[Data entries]
§

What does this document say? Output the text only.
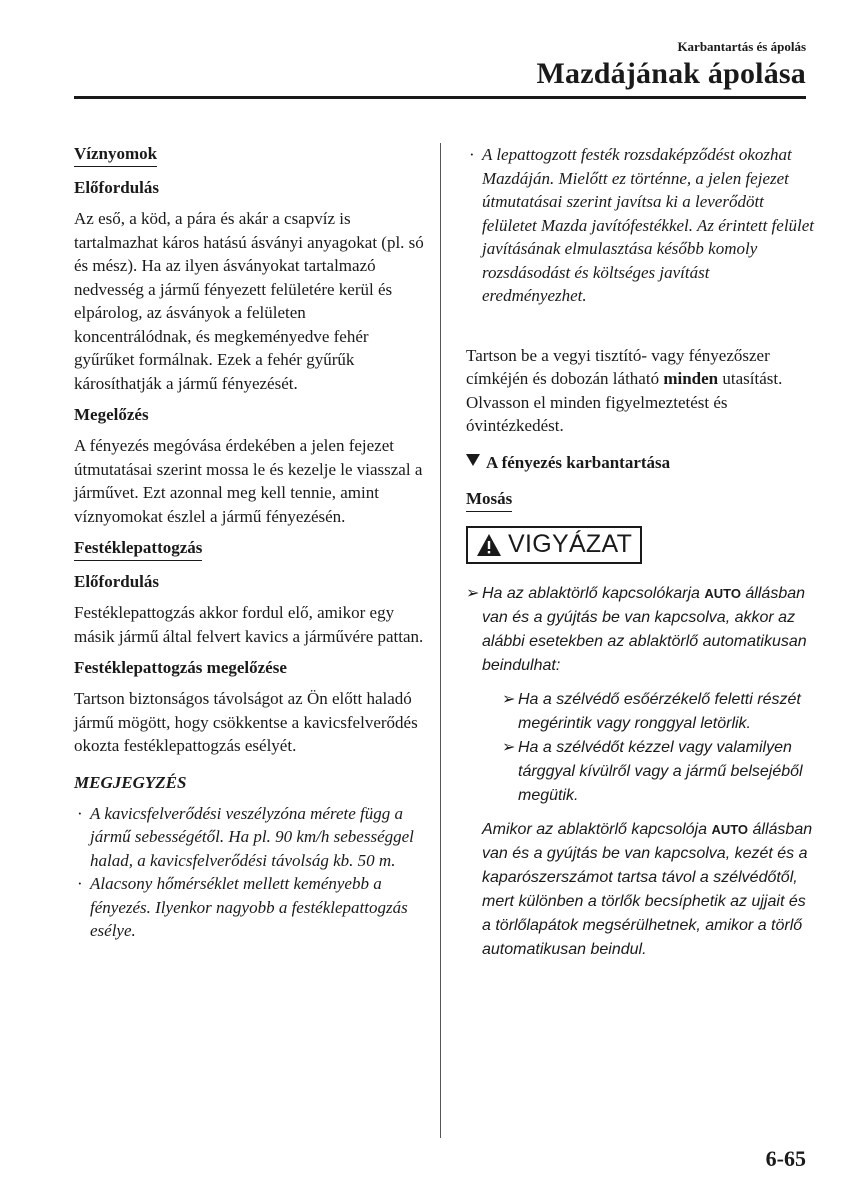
Karbantartás és ápolás
Mazdájának ápolása
Víznyomok
Előfordulás

Az eső, a köd, a pára és akár a csapvíz is tartalmazhat káros hatású ásványi anyagokat (pl. só és mész). Ha az ilyen ásványokat tartalmazó nedvesség a jármű fényezett felületére kerül és elpárolog, az ásványok a felületen koncentrálódnak, és megkeményedve fehér gyűrűket formálnak. Ezek a fehér gyűrűk károsíthatják a jármű fényezését.

Megelőzés

A fényezés megóvása érdekében a jelen fejezet útmutatásai szerint mossa le és kezelje le viasszal a járművet. Ezt azonnal meg kell tennie, amint víznyomokat észlel a jármű fényezésén.

Festéklepattogzás
Előfordulás

Festéklepattogzás akkor fordul elő, amikor egy másik jármű által felvert kavics a járművére pattan.

Festéklepattogzás megelőzése

Tartson biztonságos távolságot az Ön előtt haladó jármű mögött, hogy csökkentse a kavicsfelverődés okozta festéklepattogzás esélyét.

MEGJEGYZÉS
· A kavicsfelverődési veszélyzóna mérete függ a jármű sebességétől. Ha pl. 90 km/h sebességgel halad, a kavicsfelverődési távolság kb. 50 m.
· Alacsony hőmérséklet mellett keményebb a fényezés. Ilyenkor nagyobb a festéklepattogzás esélye.
· A lepattogzott festék rozsdaképződést okozhat Mazdáján. Mielőtt ez történne, a jelen fejezet útmutatásai szerint javítsa ki a leverődött felületet Mazda javítófestékkel. Az érintett felület javításának elmulasztása később komoly rozsdásodást és költséges javítást eredményezhet.

Tartson be a vegyi tisztító- vagy fényezőszer címkéjén és dobozán látható minden utasítást. Olvasson el minden figyelmeztetést és óvintézkedést.

A fényezés karbantartása
Mosás
VIGYÁZAT
➢ Ha az ablaktörlő kapcsolókarja AUTO állásban van és a gyújtás be van kapcsolva, akkor az alábbi esetekben az ablaktörlő automatikusan beindulhat:
➢ Ha a szélvédő esőérzékelő feletti részét megérintik vagy ronggyal letörlik.
➢ Ha a szélvédőt kézzel vagy valamilyen tárggyal kívülről vagy a jármű belsejéből megütik.
Amikor az ablaktörlő kapcsolója AUTO állásban van és a gyújtás be van kapcsolva, kezét és a kaparószerszámot tartsa távol a szélvédőtől, mert különben a törlők becsíphetik az ujjait és a törlőlapátok megsérülhetnek, amikor a törlő automatikusan beindul.
6-65
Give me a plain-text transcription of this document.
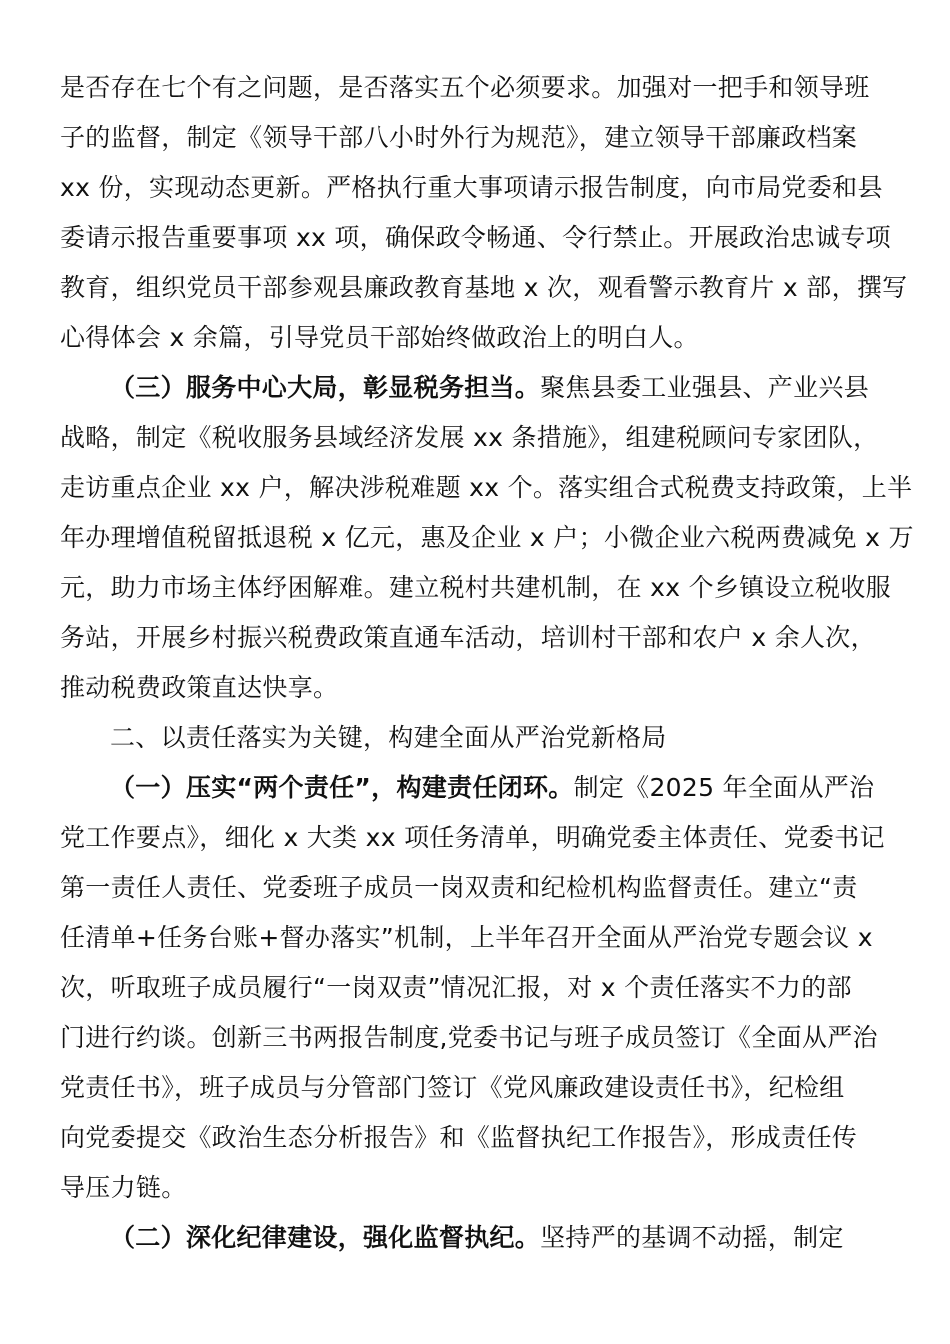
是否存在七个有之问题，是否落实五个必须要求。加强对一把手和领导班
子的监督，制定《领导干部八小时外行为规范》，建立领导干部廉政档案
xx 份，实现动态更新。严格执行重大事项请示报告制度，向市局党委和县
委请示报告重要事项 xx 项，确保政令畅通、令行禁止。开展政治忠诚专项
教育，组织党员干部参观县廉政教育基地 x 次，观看警示教育片 x 部，撰写
心得体会 x 余篇，引导党员干部始终做政治上的明白人。
（三）服务中心大局，彰显税务担当。聚焦县委工业强县、产业兴县
战略，制定《税收服务县域经济发展 xx 条措施》，组建税顾问专家团队，
走访重点企业 xx 户，解决涉税难题 xx 个。落实组合式税费支持政策，上半
年办理增值税留抵退税 x 亿元，惠及企业 x 户；小微企业六税两费减免 x 万
元，助力市场主体纾困解难。建立税村共建机制，在 xx 个乡镇设立税收服
务站，开展乡村振兴税费政策直通车活动，培训村干部和农户 x 余人次，
推动税费政策直达快享。
二、以责任落实为关键，构建全面从严治党新格局
（一）压实“两个责任”，构建责任闭环。制定《2025 年全面从严治
党工作要点》，细化 x 大类 xx 项任务清单，明确党委主体责任、党委书记
第一责任人责任、党委班子成员一岗双责和纪检机构监督责任。建立“责
任清单+任务台账+督办落实”机制，上半年召开全面从严治党专题会议 x
次，听取班子成员履行“一岗双责”情况汇报，对 x 个责任落实不力的部
门进行约谈。创新三书两报告制度,党委书记与班子成员签订《全面从严治
党责任书》，班子成员与分管部门签订《党风廉政建设责任书》，纪检组
向党委提交《政治生态分析报告》和《监督执纪工作报告》，形成责任传
导压力链。
（二）深化纪律建设，强化监督执纪。坚持严的基调不动摇，制定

§

### WHAT YOU WILL DO
In the records above, find each line with the word "document" and copy it.

### SOLUTION TO THIS EXERCISE
What does this document say? Output the text only.
Give me a plain-text transcription of this document.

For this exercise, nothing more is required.